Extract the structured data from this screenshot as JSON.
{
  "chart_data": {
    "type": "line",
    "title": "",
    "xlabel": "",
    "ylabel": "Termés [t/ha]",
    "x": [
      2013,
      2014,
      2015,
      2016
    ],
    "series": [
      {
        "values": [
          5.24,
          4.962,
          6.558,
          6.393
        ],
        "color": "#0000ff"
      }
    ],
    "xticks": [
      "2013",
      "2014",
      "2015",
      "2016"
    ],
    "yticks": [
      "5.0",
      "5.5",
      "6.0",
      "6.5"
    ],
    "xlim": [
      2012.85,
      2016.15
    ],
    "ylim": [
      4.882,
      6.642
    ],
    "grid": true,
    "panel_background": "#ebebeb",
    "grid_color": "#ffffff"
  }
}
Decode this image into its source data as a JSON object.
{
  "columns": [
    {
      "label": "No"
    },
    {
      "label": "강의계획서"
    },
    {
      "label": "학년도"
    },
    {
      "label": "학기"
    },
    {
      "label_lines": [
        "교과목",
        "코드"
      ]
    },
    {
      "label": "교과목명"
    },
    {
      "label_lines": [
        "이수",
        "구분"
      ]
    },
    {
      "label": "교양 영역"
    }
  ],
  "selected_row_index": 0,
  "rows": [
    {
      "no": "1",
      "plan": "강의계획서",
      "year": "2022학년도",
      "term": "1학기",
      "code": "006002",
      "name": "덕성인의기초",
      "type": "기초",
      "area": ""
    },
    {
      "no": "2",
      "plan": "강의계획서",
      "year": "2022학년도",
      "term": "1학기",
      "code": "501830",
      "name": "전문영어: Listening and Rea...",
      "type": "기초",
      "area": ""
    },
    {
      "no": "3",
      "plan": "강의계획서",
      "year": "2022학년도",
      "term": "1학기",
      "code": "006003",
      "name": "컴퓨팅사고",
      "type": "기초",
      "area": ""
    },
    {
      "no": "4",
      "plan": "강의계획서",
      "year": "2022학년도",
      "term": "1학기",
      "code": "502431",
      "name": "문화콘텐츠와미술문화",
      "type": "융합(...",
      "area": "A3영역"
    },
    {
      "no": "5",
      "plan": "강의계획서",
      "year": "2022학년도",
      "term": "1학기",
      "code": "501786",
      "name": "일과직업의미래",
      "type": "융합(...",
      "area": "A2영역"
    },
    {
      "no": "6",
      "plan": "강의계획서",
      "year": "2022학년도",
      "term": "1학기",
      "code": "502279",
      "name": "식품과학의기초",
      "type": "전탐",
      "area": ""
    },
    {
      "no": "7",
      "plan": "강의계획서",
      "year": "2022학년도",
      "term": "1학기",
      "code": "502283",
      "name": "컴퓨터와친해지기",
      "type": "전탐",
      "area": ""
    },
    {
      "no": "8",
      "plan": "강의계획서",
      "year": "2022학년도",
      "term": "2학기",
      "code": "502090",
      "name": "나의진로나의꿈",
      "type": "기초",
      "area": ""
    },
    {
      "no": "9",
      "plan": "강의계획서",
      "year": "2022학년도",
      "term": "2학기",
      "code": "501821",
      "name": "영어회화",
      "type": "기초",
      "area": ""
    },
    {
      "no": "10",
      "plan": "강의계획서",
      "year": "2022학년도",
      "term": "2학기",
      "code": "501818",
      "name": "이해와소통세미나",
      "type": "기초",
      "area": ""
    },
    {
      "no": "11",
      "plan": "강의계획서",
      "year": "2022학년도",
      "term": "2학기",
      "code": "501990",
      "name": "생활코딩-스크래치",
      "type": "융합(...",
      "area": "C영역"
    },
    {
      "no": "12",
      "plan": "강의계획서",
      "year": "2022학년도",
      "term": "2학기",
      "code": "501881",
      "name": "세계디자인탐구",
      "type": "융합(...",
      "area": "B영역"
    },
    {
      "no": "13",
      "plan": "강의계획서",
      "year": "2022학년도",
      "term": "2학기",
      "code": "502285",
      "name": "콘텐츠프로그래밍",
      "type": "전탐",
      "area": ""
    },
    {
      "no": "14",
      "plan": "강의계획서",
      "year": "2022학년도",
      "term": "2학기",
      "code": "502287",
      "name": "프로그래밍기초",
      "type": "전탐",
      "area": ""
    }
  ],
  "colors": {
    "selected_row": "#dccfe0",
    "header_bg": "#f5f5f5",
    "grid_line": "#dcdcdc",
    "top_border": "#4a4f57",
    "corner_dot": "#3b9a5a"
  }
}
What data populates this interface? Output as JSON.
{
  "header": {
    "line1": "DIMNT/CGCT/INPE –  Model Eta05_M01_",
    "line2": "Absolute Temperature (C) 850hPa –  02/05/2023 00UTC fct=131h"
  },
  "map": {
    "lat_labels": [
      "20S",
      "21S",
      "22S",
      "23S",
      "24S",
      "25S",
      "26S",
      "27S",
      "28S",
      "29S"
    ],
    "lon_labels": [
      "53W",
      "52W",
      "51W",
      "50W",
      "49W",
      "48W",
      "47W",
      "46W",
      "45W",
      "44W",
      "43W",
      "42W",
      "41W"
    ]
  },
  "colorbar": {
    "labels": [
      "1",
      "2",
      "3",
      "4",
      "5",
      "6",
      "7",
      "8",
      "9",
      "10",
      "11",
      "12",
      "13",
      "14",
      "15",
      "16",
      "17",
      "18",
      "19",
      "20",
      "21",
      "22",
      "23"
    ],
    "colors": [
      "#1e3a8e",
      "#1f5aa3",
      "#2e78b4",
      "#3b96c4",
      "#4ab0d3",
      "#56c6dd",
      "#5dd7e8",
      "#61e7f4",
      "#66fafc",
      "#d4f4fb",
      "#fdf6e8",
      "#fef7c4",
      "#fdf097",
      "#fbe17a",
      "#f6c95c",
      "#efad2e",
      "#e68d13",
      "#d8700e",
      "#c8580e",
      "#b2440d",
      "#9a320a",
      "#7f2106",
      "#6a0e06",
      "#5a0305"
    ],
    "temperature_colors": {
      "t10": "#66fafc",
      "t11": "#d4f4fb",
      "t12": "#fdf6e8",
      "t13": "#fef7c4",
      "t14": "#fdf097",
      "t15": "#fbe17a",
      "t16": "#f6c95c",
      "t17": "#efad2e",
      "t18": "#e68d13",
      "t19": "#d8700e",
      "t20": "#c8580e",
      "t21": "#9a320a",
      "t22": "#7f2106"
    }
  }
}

---+---

# Objective
Using the material above, print every entry exactly as written.

# Written answer
Extract the structured data from this screenshot as JSON.
{
  "chart_data": {
    "type": "line",
    "title": "",
    "xlabel": "",
    "ylabel": "Termés [t/ha]",
    "x": [
      2013,
      2014,
      2015,
      2016
    ],
    "series": [
      {
        "values": [
          5.24,
          4.962,
          6.558,
          6.393
        ],
        "color": "#0000ff"
      }
    ],
    "xticks": [
      "2013",
      "2014",
      "2015",
      "2016"
    ],
    "yticks": [
      "5.0",
      "5.5",
      "6.0",
      "6.5"
    ],
    "xlim": [
      2012.85,
      2016.15
    ],
    "ylim": [
      4.882,
      6.642
    ],
    "grid": true,
    "panel_background": "#ebebeb",
    "grid_color": "#ffffff"
  }
}
Decode this image into its source data as a JSON object.
{
  "columns": [
    {
      "label": "No"
    },
    {
      "label": "강의계획서"
    },
    {
      "label": "학년도"
    },
    {
      "label": "학기"
    },
    {
      "label_lines": [
        "교과목",
        "코드"
      ]
    },
    {
      "label": "교과목명"
    },
    {
      "label_lines": [
        "이수",
        "구분"
      ]
    },
    {
      "label": "교양 영역"
    }
  ],
  "selected_row_index": 0,
  "rows": [
    {
      "no": "1",
      "plan": "강의계획서",
      "year": "2022학년도",
      "term": "1학기",
      "code": "006002",
      "name": "덕성인의기초",
      "type": "기초",
      "area": ""
    },
    {
      "no": "2",
      "plan": "강의계획서",
      "year": "2022학년도",
      "term": "1학기",
      "code": "501830",
      "name": "전문영어: Listening and Rea...",
      "type": "기초",
      "area": ""
    },
    {
      "no": "3",
      "plan": "강의계획서",
      "year": "2022학년도",
      "term": "1학기",
      "code": "006003",
      "name": "컴퓨팅사고",
      "type": "기초",
      "area": ""
    },
    {
      "no": "4",
      "plan": "강의계획서",
      "year": "2022학년도",
      "term": "1학기",
      "code": "502431",
      "name": "문화콘텐츠와미술문화",
      "type": "융합(...",
      "area": "A3영역"
    },
    {
      "no": "5",
      "plan": "강의계획서",
      "year": "2022학년도",
      "term": "1학기",
      "code": "501786",
      "name": "일과직업의미래",
      "type": "융합(...",
      "area": "A2영역"
    },
    {
      "no": "6",
      "plan": "강의계획서",
      "year": "2022학년도",
      "term": "1학기",
      "code": "502279",
      "name": "식품과학의기초",
      "type": "전탐",
      "area": ""
    },
    {
      "no": "7",
      "plan": "강의계획서",
      "year": "2022학년도",
      "term": "1학기",
      "code": "502283",
      "name": "컴퓨터와친해지기",
      "type": "전탐",
      "area": ""
    },
    {
      "no": "8",
      "plan": "강의계획서",
      "year": "2022학년도",
      "term": "2학기",
      "code": "502090",
      "name": "나의진로나의꿈",
      "type": "기초",
      "area": ""
    },
    {
      "no": "9",
      "plan": "강의계획서",
      "year": "2022학년도",
      "term": "2학기",
      "code": "501821",
      "name": "영어회화",
      "type": "기초",
      "area": ""
    },
    {
      "no": "10",
      "plan": "강의계획서",
      "year": "2022학년도",
      "term": "2학기",
      "code": "501818",
      "name": "이해와소통세미나",
      "type": "기초",
      "area": ""
    },
    {
      "no": "11",
      "plan": "강의계획서",
      "year": "2022학년도",
      "term": "2학기",
      "code": "501990",
      "name": "생활코딩-스크래치",
      "type": "융합(...",
      "area": "C영역"
    },
    {
      "no": "12",
      "plan": "강의계획서",
      "year": "2022학년도",
      "term": "2학기",
      "code": "501881",
      "name": "세계디자인탐구",
      "type": "융합(...",
      "area": "B영역"
    },
    {
      "no": "13",
      "plan": "강의계획서",
      "year": "2022학년도",
      "term": "2학기",
      "code": "502285",
      "name": "콘텐츠프로그래밍",
      "type": "전탐",
      "area": ""
    },
    {
      "no": "14",
      "plan": "강의계획서",
      "year": "2022학년도",
      "term": "2학기",
      "code": "502287",
      "name": "프로그래밍기초",
      "type": "전탐",
      "area": ""
    }
  ],
  "colors": {
    "selected_row": "#dccfe0",
    "header_bg": "#f5f5f5",
    "grid_line": "#dcdcdc",
    "top_border": "#4a4f57",
    "corner_dot": "#3b9a5a"
  }
}
What data populates this interface? Output as JSON.
{
  "header": {
    "line1": "DIMNT/CGCT/INPE –  Model Eta05_M01_",
    "line2": "Absolute Temperature (C) 850hPa –  02/05/2023 00UTC fct=131h"
  },
  "map": {
    "lat_labels": [
      "20S",
      "21S",
      "22S",
      "23S",
      "24S",
      "25S",
      "26S",
      "27S",
      "28S",
      "29S"
    ],
    "lon_labels": [
      "53W",
      "52W",
      "51W",
      "50W",
      "49W",
      "48W",
      "47W",
      "46W",
      "45W",
      "44W",
      "43W",
      "42W",
      "41W"
    ]
  },
  "colorbar": {
    "labels": [
      "1",
      "2",
      "3",
      "4",
      "5",
      "6",
      "7",
      "8",
      "9",
      "10",
      "11",
      "12",
      "13",
      "14",
      "15",
      "16",
      "17",
      "18",
      "19",
      "20",
      "21",
      "22",
      "23"
    ],
    "colors": [
      "#1e3a8e",
      "#1f5aa3",
      "#2e78b4",
      "#3b96c4",
      "#4ab0d3",
      "#56c6dd",
      "#5dd7e8",
      "#61e7f4",
      "#66fafc",
      "#d4f4fb",
      "#fdf6e8",
      "#fef7c4",
      "#fdf097",
      "#fbe17a",
      "#f6c95c",
      "#efad2e",
      "#e68d13",
      "#d8700e",
      "#c8580e",
      "#b2440d",
      "#9a320a",
      "#7f2106",
      "#6a0e06",
      "#5a0305"
    ],
    "temperature_colors": {
      "t10": "#66fafc",
      "t11": "#d4f4fb",
      "t12": "#fdf6e8",
      "t13": "#fef7c4",
      "t14": "#fdf097",
      "t15": "#fbe17a",
      "t16": "#f6c95c",
      "t17": "#efad2e",
      "t18": "#e68d13",
      "t19": "#d8700e",
      "t20": "#c8580e",
      "t21": "#9a320a",
      "t22": "#7f2106"
    }
  }
}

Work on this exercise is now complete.